# Task to complete
In full and without alteration, give the listing again.

* Start Given records *

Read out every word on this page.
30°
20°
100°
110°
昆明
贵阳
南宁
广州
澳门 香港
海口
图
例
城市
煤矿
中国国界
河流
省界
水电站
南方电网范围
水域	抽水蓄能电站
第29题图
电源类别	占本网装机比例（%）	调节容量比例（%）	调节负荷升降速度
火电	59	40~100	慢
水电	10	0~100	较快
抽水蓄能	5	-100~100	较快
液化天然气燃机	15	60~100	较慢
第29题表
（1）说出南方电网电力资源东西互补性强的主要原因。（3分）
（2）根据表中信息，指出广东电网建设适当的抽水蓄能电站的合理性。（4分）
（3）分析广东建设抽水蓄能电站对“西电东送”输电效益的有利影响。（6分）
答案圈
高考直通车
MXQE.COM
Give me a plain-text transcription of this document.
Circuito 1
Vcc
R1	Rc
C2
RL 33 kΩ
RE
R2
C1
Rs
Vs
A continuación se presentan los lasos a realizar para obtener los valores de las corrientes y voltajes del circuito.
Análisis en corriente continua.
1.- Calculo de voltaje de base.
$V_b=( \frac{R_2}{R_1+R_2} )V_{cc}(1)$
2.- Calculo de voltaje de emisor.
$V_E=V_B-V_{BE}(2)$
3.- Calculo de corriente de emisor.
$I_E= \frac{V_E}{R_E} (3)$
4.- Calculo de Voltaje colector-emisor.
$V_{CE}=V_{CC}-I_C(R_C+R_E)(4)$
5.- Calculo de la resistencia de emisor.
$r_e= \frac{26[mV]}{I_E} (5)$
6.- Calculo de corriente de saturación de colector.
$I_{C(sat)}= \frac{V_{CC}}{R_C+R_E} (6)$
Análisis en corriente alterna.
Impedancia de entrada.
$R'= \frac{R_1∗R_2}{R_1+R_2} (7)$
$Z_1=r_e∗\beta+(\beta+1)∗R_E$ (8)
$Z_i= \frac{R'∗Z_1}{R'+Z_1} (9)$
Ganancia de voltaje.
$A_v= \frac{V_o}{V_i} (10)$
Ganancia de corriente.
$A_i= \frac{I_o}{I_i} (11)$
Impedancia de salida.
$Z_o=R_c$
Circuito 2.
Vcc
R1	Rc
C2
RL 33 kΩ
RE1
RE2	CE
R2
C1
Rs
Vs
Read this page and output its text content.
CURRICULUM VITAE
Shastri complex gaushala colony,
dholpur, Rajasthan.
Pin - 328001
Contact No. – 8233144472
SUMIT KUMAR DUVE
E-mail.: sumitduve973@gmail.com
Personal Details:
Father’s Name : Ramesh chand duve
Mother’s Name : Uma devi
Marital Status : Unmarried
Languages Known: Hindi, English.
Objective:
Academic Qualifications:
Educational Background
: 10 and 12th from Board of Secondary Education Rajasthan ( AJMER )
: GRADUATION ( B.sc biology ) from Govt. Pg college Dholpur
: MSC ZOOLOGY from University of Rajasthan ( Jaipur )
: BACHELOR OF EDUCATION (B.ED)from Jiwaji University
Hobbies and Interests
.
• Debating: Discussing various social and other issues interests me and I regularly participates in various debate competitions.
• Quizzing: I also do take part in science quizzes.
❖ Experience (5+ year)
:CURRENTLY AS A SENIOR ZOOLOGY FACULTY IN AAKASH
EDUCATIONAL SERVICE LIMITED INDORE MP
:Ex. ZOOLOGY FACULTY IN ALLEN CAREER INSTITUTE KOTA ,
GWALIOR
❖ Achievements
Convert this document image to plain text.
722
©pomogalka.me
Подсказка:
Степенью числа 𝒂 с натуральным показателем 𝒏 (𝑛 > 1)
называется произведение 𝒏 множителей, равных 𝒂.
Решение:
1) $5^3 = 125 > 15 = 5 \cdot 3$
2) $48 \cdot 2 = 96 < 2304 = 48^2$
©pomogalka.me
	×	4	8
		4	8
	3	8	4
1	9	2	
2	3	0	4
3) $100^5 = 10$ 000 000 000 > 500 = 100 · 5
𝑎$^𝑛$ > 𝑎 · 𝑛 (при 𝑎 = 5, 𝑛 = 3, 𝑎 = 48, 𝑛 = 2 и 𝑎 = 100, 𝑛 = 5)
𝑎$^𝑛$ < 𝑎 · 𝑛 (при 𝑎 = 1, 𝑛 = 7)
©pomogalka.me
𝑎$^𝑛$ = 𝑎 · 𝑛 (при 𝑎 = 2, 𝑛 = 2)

* End Given records *

# Written answer
Read out every word on this page.
30°
20°
100°
110°
昆明
贵阳
南宁
广州
澳门 香港
海口
图
例
城市
煤矿
中国国界
河流
省界
水电站
南方电网范围
水域	抽水蓄能电站
第29题图
电源类别	占本网装机比例（%）	调节容量比例（%）	调节负荷升降速度
火电	59	40~100	慢
水电	10	0~100	较快
抽水蓄能	5	-100~100	较快
液化天然气燃机	15	60~100	较慢
第29题表
（1）说出南方电网电力资源东西互补性强的主要原因。（3分）
（2）根据表中信息，指出广东电网建设适当的抽水蓄能电站的合理性。（4分）
（3）分析广东建设抽水蓄能电站对“西电东送”输电效益的有利影响。（6分）
答案圈
高考直通车
MXQE.COM
Give me a plain-text transcription of this document.
Circuito 1
Vcc
R1	Rc
C2
RL 33 kΩ
RE
R2
C1
Rs
Vs
A continuación se presentan los lasos a realizar para obtener los valores de las corrientes y voltajes del circuito.
Análisis en corriente continua.
1.- Calculo de voltaje de base.
$V_b=( \frac{R_2}{R_1+R_2} )V_{cc}(1)$
2.- Calculo de voltaje de emisor.
$V_E=V_B-V_{BE}(2)$
3.- Calculo de corriente de emisor.
$I_E= \frac{V_E}{R_E} (3)$
4.- Calculo de Voltaje colector-emisor.
$V_{CE}=V_{CC}-I_C(R_C+R_E)(4)$
5.- Calculo de la resistencia de emisor.
$r_e= \frac{26[mV]}{I_E} (5)$
6.- Calculo de corriente de saturación de colector.
$I_{C(sat)}= \frac{V_{CC}}{R_C+R_E} (6)$
Análisis en corriente alterna.
Impedancia de entrada.
$R'= \frac{R_1∗R_2}{R_1+R_2} (7)$
$Z_1=r_e∗\beta+(\beta+1)∗R_E$ (8)
$Z_i= \frac{R'∗Z_1}{R'+Z_1} (9)$
Ganancia de voltaje.
$A_v= \frac{V_o}{V_i} (10)$
Ganancia de corriente.
$A_i= \frac{I_o}{I_i} (11)$
Impedancia de salida.
$Z_o=R_c$
Circuito 2.
Vcc
R1	Rc
C2
RL 33 kΩ
RE1
RE2	CE
R2
C1
Rs
Vs
Read this page and output its text content.
CURRICULUM VITAE
Shastri complex gaushala colony,
dholpur, Rajasthan.
Pin - 328001
Contact No. – 8233144472
SUMIT KUMAR DUVE
E-mail.: sumitduve973@gmail.com
Personal Details:
Father’s Name : Ramesh chand duve
Mother’s Name : Uma devi
Marital Status : Unmarried
Languages Known: Hindi, English.
Objective:
Academic Qualifications:
Educational Background
: 10 and 12th from Board of Secondary Education Rajasthan ( AJMER )
: GRADUATION ( B.sc biology ) from Govt. Pg college Dholpur
: MSC ZOOLOGY from University of Rajasthan ( Jaipur )
: BACHELOR OF EDUCATION (B.ED)from Jiwaji University
Hobbies and Interests
.
• Debating: Discussing various social and other issues interests me and I regularly participates in various debate competitions.
• Quizzing: I also do take part in science quizzes.
❖ Experience (5+ year)
:CURRENTLY AS A SENIOR ZOOLOGY FACULTY IN AAKASH
EDUCATIONAL SERVICE LIMITED INDORE MP
:Ex. ZOOLOGY FACULTY IN ALLEN CAREER INSTITUTE KOTA ,
GWALIOR
❖ Achievements
Convert this document image to plain text.
722
©pomogalka.me
Подсказка:
Степенью числа 𝒂 с натуральным показателем 𝒏 (𝑛 > 1)
называется произведение 𝒏 множителей, равных 𝒂.
Решение:
1) $5^3 = 125 > 15 = 5 \cdot 3$
2) $48 \cdot 2 = 96 < 2304 = 48^2$
©pomogalka.me
	×	4	8
		4	8
	3	8	4
1	9	2	
2	3	0	4
3) $100^5 = 10$ 000 000 000 > 500 = 100 · 5
𝑎$^𝑛$ > 𝑎 · 𝑛 (при 𝑎 = 5, 𝑛 = 3, 𝑎 = 48, 𝑛 = 2 и 𝑎 = 100, 𝑛 = 5)
𝑎$^𝑛$ < 𝑎 · 𝑛 (при 𝑎 = 1, 𝑛 = 7)
©pomogalka.me
𝑎$^𝑛$ = 𝑎 · 𝑛 (при 𝑎 = 2, 𝑛 = 2)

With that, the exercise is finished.